*EXERCISE INSTRUCTIONS*:
Only lines with the word "devices" are needed; collect each of them from the listing below.

──────── DATA EXTRACT

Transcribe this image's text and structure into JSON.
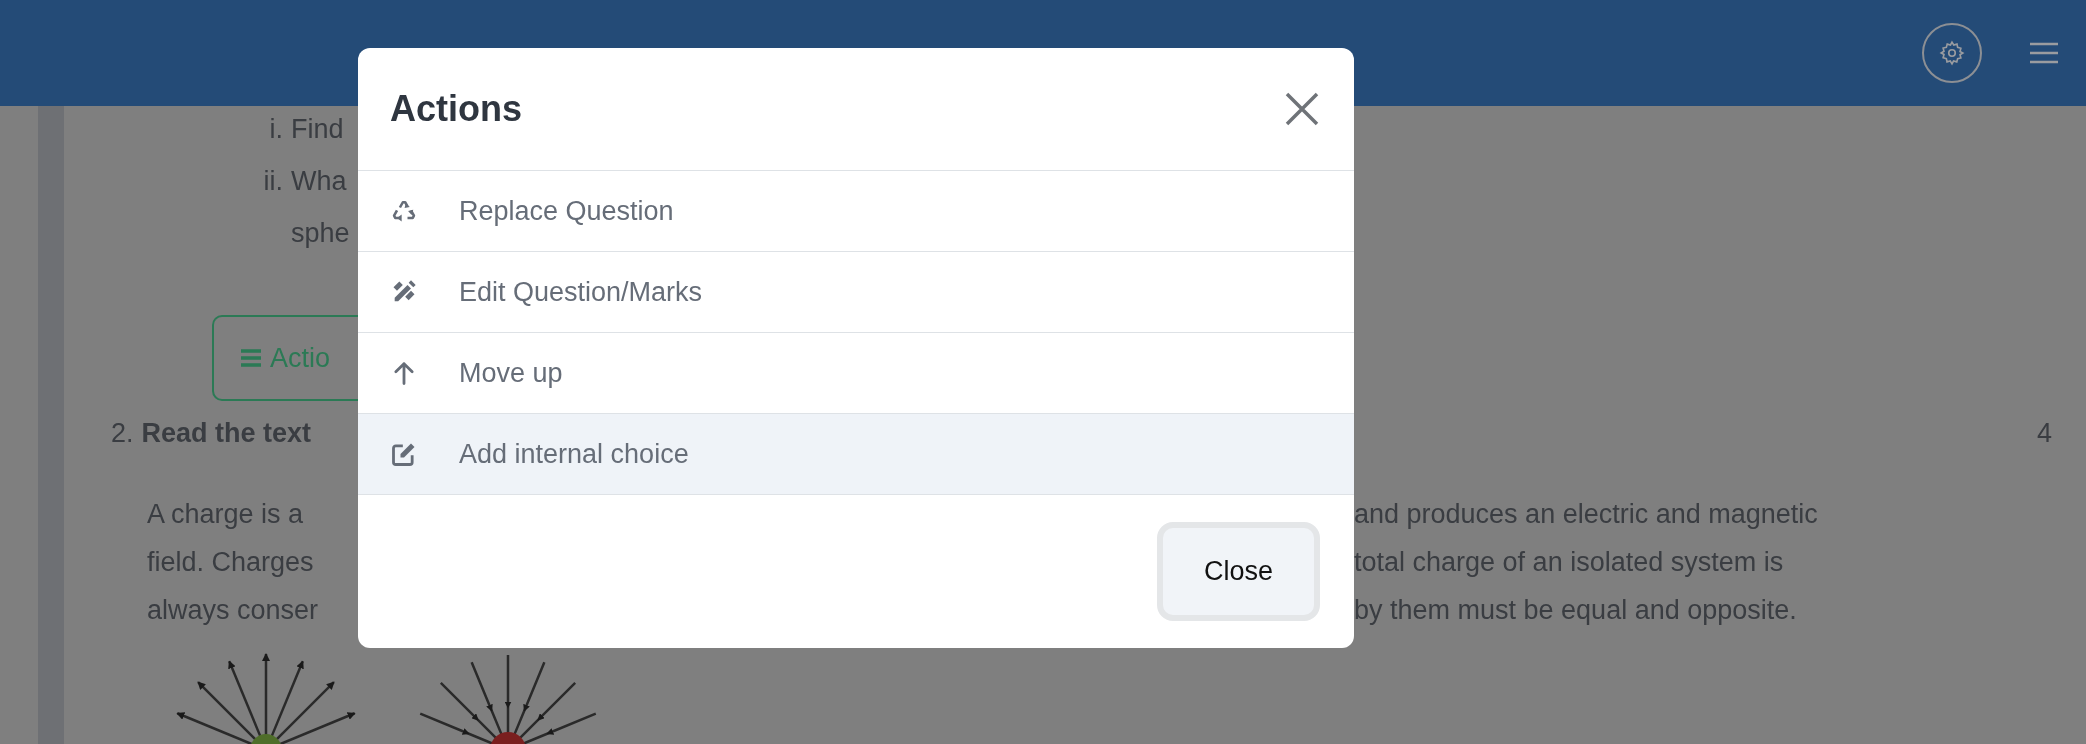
{
  "background": {
    "sub_questions": [
      {
        "marker": "i.",
        "lines": [
          "Find"
        ]
      },
      {
        "marker": "ii.",
        "lines": [
          "Wha",
          "sphe"
        ]
      }
    ],
    "actions_button": {
      "label": "Actio"
    },
    "question": {
      "number": "2.",
      "title": "Read the text",
      "marks": "4",
      "paragraph_lines": [
        {
          "left": "A charge is a",
          "right": "and produces an electric and magnetic"
        },
        {
          "left": "field. Charges",
          "right": "total charge of an isolated system is"
        },
        {
          "left": "always conser",
          "right": "by them must be equal and opposite."
        }
      ]
    }
  },
  "modal": {
    "title": "Actions",
    "items": [
      {
        "kind": "replace",
        "label": "Replace Question",
        "highlighted": false
      },
      {
        "kind": "edit",
        "label": "Edit Question/Marks",
        "highlighted": false
      },
      {
        "kind": "move",
        "label": "Move up",
        "highlighted": false
      },
      {
        "kind": "choice",
        "label": "Add internal choice",
        "highlighted": true
      }
    ],
    "close_button": "Close"
  }
}
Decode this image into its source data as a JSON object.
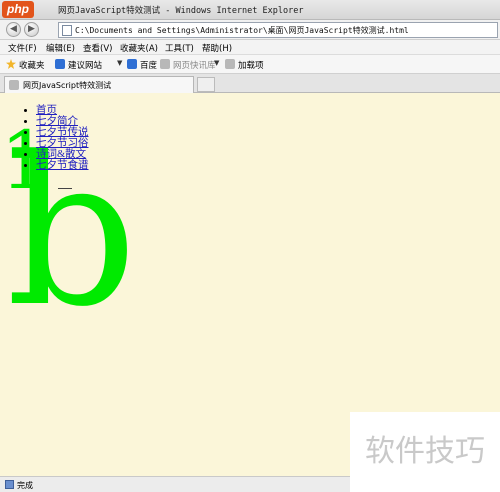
{
  "window": {
    "logo_text": "php",
    "title": "网页JavaScript特效测试 - Windows Internet Explorer"
  },
  "address_bar": {
    "back_glyph": "◀",
    "forward_glyph": "▶",
    "url": "C:\\Documents and Settings\\Administrator\\桌面\\网页JavaScript特效测试.html"
  },
  "menu": {
    "items": [
      "文件(F)",
      "编辑(E)",
      "查看(V)",
      "收藏夹(A)",
      "工具(T)",
      "帮助(H)"
    ]
  },
  "favorites_bar": {
    "favorites_label": "收藏夹",
    "items": [
      "建议网站",
      "百度",
      "网页快讯库",
      "加载项"
    ]
  },
  "tabs": [
    {
      "title": "网页JavaScript特效测试"
    }
  ],
  "page": {
    "big_char_1": "1",
    "big_char_2": "b",
    "nav_items": [
      "首页",
      "七夕简介",
      "七夕节传说",
      "七夕节习俗",
      "诗词&散文",
      "七夕节食谱"
    ]
  },
  "status_bar": {
    "text": "完成"
  },
  "watermark": {
    "text": "软件技巧"
  },
  "colors": {
    "big_letter": "#00ea00",
    "content_background": "#fbf6d9",
    "link": "#2020c0"
  }
}
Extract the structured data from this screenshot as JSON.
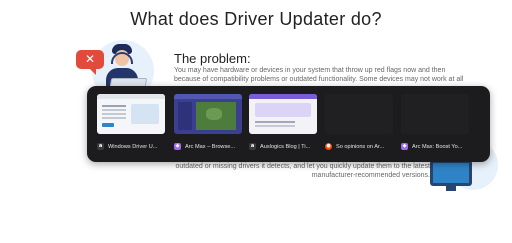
{
  "page": {
    "title": "What does Driver Updater do?",
    "problem_heading": "The problem:",
    "problem_lines": [
      "You may have hardware or devices in your system that throw up red flags now and then",
      "because of compatibility problems or outdated functionality. Some devices may not work at all"
    ],
    "bottom_lines": [
      "outdated or missing drivers it detects, and let you quickly update them to the latest",
      "manufacturer-recommended versions."
    ]
  },
  "switcher": {
    "tabs": [
      {
        "title": "Windows Driver U...",
        "favicon": "a",
        "favicon_color": "#3a3a3a"
      },
      {
        "title": "Arc Max – Browse...",
        "favicon": "arc-icon",
        "favicon_color": "#9b6cf0"
      },
      {
        "title": "Auslogics Blog | Ti...",
        "favicon": "a",
        "favicon_color": "#3a3a3a"
      },
      {
        "title": "So opinions on Ar...",
        "favicon": "reddit-icon",
        "favicon_color": "#ff4500"
      },
      {
        "title": "Arc Max: Boost Yo...",
        "favicon": "arc-icon",
        "favicon_color": "#9b6cf0"
      }
    ]
  },
  "colors": {
    "accent_blue": "#2f84c8",
    "alert_red": "#e24a3b",
    "switcher_bg": "#1c1c1f"
  }
}
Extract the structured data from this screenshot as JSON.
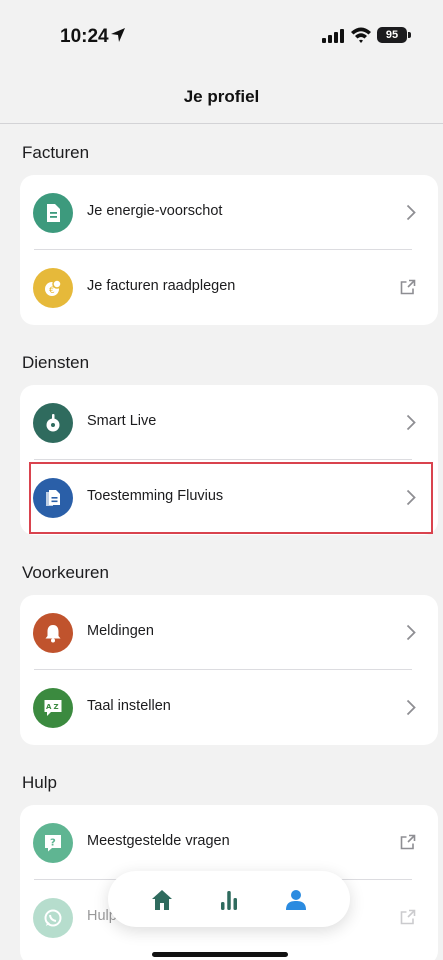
{
  "status_bar": {
    "time": "10:24",
    "battery": "95"
  },
  "header": {
    "title": "Je profiel"
  },
  "sections": [
    {
      "title": "Facturen",
      "items": [
        {
          "label": "Je energie-voorschot",
          "icon": "document-icon",
          "icon_color": "#3d9a7d",
          "action": "chevron"
        },
        {
          "label": "Je facturen raadplegen",
          "icon": "coins-icon",
          "icon_color": "#e6b93a",
          "action": "external-link"
        }
      ]
    },
    {
      "title": "Diensten",
      "items": [
        {
          "label": "Smart Live",
          "icon": "smart-meter-icon",
          "icon_color": "#2f6b5e",
          "action": "chevron"
        },
        {
          "label": "Toestemming Fluvius",
          "icon": "consent-document-icon",
          "icon_color": "#2a5fa8",
          "action": "chevron",
          "highlighted": true
        }
      ]
    },
    {
      "title": "Voorkeuren",
      "items": [
        {
          "label": "Meldingen",
          "icon": "bell-icon",
          "icon_color": "#c0532d",
          "action": "chevron"
        },
        {
          "label": "Taal instellen",
          "icon": "translate-icon",
          "icon_color": "#3b8a3f",
          "action": "chevron"
        }
      ]
    },
    {
      "title": "Hulp",
      "items": [
        {
          "label": "Meestgestelde vragen",
          "icon": "question-icon",
          "icon_color": "#5fb592",
          "action": "external-link"
        },
        {
          "label": "Hulp",
          "icon": "whatsapp-icon",
          "icon_color": "#5fb592",
          "action": "external-link"
        }
      ]
    }
  ],
  "tab_bar": {
    "tabs": [
      {
        "name": "home",
        "icon": "home-icon",
        "active": false
      },
      {
        "name": "stats",
        "icon": "bar-chart-icon",
        "active": false
      },
      {
        "name": "profile",
        "icon": "person-icon",
        "active": true
      }
    ],
    "active_color": "#2b8be0",
    "inactive_color": "#2f6b5e"
  },
  "colors": {
    "highlight_border": "#d9434e"
  }
}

────────────────

*FINISHED TASK*:
      "You may have hardware or devices in your system that throw up red flags now and then",
      "because of compatibility problems or outdated functionality. Some devices may not work at all"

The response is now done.